_Required task_
Please read the lawyer thread: how many lawyers does shellgames advise visiting for consultations?

_Passage to read_

# Lawyer



## Hopelessus (Oct 29, 2014)

How do I choose a lawyer?


----------



## happy as a clam (Jan 5, 2014)

Word of mouth is the best way. Do you know someone who has been through a divorce and can make a recommendation? Is there an attorney in your town known as being "the" divorce lawyer to go to?

Not all lawyers have an equal skill set. You want to find someone who had a good outcome and was pleased with their representation. It has to be a good fit for you.


----------



## Jane139 (Jan 6, 2015)

I chose one who offered a free consultation...other charged about $300 to consult. I got lucky as I really like him. I later checked around and found his prices were the same or less than others and his reviews good. It is helpful if you know someone who has used a family law attorney, but if not...try for a free consult first, can't hurt and he helped me a lot. Have not yet hired him, but I will when ready.


----------



## Lost40 (Dec 27, 2014)

I went to the top law firm in our city, and asked them who their best was. She has been amazing, I love her.


----------



## Hopelessus (Oct 29, 2014)

I have one reference left a message today. Hopefully they give a free consult.
One question I have is about the 10 year. We have been married 9 year last October even though we separated in November and we lived together for 2 years before marriage. How does all of that apply to the 10 year mark. Does the separation (not legal) time count? Does the dating and engagement period where we were living together count?


----------



## Jane139 (Jan 6, 2015)

Hopelessus said:


> I have one reference left a message today. Hopefully they give a free consult.
> One question I have is about the 10 year. We have been married 9 year last October even though we separated in November and we lived together for 2 years before marriage. How does all of that apply to the 10 year mark. Does the separation (not legal) time count? Does the dating and engagement period where we were living together count?


It may depend on what state you live in. But the lawyer can help you with all of that. In the meantime, look up divorce procedures in your state.


----------



## shellgames (Sep 2, 2014)

Visit at least 3 for consultations. You will learn a lot about the process during this time as well. Ask good questions and dig.

_Extracted entries_
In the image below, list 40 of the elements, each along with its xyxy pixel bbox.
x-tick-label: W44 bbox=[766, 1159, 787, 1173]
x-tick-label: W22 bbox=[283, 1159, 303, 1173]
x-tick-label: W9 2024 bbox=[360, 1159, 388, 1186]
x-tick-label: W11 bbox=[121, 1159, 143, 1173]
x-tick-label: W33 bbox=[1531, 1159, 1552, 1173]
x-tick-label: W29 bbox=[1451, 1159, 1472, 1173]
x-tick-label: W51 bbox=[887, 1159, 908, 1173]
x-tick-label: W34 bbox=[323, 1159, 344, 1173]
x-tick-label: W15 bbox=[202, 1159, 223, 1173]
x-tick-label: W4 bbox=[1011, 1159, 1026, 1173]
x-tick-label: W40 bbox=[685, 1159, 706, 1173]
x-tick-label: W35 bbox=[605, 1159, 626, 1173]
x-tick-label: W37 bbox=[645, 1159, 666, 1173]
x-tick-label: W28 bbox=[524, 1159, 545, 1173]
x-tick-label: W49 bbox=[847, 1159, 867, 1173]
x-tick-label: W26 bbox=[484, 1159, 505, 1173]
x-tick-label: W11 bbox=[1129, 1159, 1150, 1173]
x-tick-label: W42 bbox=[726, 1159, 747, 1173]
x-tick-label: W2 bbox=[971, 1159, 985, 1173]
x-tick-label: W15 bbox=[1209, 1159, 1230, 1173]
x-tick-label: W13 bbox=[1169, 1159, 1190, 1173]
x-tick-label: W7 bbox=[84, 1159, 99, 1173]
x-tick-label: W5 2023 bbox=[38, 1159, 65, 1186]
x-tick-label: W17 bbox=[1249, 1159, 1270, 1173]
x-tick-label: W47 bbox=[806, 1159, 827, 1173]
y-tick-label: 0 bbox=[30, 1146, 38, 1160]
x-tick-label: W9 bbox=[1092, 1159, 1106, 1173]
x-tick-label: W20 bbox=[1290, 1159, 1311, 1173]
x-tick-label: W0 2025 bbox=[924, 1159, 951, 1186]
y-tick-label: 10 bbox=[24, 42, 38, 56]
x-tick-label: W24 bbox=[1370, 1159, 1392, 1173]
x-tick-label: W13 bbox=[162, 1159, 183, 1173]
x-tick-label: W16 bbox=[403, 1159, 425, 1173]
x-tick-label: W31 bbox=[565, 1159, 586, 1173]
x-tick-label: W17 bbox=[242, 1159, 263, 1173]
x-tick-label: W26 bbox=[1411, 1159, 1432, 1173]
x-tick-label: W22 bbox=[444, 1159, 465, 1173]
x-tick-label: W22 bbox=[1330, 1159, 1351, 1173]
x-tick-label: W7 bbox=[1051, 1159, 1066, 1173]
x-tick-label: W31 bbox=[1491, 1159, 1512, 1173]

_Answer to this problem_
At least three.